BEGIN Supplied material

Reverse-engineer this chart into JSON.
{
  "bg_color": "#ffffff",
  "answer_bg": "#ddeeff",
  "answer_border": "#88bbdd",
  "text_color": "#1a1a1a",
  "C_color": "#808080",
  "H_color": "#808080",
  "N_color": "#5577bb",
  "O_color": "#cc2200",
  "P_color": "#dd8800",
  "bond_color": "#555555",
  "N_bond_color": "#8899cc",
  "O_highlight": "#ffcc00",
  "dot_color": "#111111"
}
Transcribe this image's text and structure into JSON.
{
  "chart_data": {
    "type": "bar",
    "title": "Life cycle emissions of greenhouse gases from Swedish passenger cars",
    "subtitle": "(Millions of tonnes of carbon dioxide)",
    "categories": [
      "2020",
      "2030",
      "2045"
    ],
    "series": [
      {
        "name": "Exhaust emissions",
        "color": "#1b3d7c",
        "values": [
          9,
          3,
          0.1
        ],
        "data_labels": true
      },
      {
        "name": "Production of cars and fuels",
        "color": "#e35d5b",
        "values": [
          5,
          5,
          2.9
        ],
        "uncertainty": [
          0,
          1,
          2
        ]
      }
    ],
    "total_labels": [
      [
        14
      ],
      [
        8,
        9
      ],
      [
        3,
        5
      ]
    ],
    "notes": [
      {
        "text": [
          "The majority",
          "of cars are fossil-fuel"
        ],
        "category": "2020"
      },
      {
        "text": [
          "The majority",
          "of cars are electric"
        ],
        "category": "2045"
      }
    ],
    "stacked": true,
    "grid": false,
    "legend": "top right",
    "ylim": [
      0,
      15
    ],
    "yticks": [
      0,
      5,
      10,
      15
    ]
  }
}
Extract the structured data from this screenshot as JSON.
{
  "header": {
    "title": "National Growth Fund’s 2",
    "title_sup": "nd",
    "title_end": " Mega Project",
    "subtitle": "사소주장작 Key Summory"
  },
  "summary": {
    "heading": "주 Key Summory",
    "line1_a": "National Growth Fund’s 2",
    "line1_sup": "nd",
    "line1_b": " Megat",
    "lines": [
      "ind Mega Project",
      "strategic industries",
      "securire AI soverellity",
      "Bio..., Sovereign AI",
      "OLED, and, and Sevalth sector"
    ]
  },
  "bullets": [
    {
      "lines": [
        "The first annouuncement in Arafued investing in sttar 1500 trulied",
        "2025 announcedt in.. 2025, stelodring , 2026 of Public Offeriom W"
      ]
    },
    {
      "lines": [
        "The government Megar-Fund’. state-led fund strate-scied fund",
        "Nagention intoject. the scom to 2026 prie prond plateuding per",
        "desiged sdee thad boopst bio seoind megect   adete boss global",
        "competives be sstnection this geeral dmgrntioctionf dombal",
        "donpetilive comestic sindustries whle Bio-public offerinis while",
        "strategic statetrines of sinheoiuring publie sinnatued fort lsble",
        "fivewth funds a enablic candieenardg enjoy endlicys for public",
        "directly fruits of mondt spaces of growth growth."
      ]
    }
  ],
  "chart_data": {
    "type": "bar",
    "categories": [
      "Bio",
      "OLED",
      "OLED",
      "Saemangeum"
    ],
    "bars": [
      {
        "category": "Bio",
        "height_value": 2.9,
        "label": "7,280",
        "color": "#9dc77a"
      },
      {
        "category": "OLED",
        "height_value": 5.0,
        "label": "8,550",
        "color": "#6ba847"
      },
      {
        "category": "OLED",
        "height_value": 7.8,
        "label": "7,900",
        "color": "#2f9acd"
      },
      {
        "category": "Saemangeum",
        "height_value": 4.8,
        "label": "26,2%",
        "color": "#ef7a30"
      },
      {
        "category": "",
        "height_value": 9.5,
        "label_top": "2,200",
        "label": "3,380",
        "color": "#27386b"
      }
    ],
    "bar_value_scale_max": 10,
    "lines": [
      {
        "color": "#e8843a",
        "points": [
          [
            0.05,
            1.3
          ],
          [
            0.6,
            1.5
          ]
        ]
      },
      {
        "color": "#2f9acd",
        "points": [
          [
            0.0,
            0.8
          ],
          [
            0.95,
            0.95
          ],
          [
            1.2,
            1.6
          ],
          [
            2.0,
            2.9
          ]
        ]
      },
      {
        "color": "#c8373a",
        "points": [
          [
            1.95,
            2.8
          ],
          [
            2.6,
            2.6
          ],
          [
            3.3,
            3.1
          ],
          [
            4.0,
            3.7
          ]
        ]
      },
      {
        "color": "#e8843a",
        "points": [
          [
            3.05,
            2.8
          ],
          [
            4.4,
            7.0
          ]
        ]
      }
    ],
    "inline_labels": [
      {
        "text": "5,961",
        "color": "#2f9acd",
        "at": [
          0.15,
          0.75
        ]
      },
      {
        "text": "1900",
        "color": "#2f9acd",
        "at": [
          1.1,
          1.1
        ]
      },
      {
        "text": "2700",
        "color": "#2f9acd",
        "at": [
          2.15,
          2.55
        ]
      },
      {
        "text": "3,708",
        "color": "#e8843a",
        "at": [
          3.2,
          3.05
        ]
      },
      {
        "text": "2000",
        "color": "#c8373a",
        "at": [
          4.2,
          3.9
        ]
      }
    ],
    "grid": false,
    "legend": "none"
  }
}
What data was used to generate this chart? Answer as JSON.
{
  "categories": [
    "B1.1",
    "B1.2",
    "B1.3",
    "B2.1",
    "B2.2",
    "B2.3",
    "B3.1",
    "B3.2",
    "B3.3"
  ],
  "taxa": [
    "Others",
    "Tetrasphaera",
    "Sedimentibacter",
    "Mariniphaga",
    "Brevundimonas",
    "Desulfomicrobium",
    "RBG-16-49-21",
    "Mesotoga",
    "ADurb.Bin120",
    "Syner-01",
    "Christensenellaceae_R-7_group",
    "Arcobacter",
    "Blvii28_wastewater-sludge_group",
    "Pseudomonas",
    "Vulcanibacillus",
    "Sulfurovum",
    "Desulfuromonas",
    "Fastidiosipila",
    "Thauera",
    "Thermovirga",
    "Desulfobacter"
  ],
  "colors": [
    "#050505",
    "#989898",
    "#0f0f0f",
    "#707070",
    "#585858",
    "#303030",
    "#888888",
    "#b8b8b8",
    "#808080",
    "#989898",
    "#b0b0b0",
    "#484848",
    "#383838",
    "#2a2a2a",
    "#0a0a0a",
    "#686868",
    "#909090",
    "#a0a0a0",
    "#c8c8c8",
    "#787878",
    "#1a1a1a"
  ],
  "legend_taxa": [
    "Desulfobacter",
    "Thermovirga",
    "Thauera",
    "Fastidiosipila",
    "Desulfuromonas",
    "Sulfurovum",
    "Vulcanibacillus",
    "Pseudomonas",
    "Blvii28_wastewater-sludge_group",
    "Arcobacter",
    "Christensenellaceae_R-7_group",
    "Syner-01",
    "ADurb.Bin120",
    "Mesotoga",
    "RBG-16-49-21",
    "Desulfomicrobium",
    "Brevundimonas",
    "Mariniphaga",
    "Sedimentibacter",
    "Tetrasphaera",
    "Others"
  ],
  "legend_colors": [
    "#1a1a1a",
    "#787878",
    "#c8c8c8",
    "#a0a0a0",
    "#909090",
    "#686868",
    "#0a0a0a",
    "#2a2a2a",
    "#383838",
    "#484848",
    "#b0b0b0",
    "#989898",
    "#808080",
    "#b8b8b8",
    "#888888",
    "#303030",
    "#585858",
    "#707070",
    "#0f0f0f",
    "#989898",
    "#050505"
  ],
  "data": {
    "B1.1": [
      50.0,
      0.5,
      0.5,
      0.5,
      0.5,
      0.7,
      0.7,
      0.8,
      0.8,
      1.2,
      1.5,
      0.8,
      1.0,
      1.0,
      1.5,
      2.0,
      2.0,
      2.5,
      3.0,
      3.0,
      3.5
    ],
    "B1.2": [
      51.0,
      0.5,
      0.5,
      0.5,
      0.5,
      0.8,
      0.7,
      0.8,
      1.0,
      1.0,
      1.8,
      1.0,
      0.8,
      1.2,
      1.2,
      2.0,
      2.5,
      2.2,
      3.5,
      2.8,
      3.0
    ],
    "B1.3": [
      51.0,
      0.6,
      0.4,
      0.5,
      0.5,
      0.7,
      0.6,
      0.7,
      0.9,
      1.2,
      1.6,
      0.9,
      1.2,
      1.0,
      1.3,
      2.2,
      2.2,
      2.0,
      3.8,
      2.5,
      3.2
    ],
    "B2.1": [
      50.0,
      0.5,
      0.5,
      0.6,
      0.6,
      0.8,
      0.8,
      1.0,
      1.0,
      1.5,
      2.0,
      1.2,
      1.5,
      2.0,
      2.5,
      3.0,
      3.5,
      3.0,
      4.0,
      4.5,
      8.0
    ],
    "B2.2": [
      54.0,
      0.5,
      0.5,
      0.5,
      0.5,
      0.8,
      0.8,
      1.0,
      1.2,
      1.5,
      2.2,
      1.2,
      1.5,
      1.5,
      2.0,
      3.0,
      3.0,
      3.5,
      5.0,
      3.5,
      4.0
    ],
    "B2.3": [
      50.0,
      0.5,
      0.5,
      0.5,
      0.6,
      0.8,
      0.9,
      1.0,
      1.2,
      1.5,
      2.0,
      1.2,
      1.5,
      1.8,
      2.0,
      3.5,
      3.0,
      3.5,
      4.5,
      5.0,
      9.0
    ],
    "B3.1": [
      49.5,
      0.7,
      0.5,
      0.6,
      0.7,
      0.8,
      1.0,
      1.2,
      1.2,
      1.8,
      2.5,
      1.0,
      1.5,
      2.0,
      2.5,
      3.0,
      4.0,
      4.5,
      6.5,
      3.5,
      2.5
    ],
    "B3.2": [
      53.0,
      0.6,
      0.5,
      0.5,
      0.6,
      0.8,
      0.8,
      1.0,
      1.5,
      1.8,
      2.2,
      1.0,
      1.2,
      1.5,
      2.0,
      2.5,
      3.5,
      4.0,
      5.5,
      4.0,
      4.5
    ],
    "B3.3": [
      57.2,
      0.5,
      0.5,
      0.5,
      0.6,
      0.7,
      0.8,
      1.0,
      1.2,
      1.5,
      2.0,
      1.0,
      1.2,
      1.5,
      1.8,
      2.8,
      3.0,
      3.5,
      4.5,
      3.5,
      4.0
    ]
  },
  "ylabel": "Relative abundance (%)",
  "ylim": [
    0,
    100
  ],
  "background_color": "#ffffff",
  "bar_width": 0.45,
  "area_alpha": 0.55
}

END Supplied material

The problem:
Among the lines above, determine how many hold the word "name"; report the figure alone.

Exercise response:
2